◆ WHAT YOU WILL DO ◆
Work out the number of lines containing "vozidla". Answer with nothing but that number.

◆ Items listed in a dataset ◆
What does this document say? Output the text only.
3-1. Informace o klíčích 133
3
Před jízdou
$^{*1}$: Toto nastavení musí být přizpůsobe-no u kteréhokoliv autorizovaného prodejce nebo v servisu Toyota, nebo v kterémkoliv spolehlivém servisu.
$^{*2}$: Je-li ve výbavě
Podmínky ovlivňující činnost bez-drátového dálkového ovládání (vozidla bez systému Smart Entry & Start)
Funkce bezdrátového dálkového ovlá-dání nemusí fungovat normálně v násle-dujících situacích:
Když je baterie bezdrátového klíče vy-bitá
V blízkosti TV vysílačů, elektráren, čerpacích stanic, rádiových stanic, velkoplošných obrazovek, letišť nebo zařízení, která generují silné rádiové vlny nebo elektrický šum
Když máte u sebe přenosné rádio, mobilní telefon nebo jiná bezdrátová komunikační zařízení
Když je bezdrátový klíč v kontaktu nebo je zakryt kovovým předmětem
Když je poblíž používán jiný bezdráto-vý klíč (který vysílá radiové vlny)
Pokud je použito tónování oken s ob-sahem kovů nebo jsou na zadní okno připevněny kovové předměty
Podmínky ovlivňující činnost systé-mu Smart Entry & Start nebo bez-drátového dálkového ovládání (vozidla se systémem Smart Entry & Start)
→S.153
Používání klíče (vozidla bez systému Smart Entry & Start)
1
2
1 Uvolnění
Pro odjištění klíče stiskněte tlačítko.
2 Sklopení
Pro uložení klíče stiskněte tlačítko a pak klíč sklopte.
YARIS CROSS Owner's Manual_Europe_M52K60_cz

◆ SOLUTION BELOW ◆
3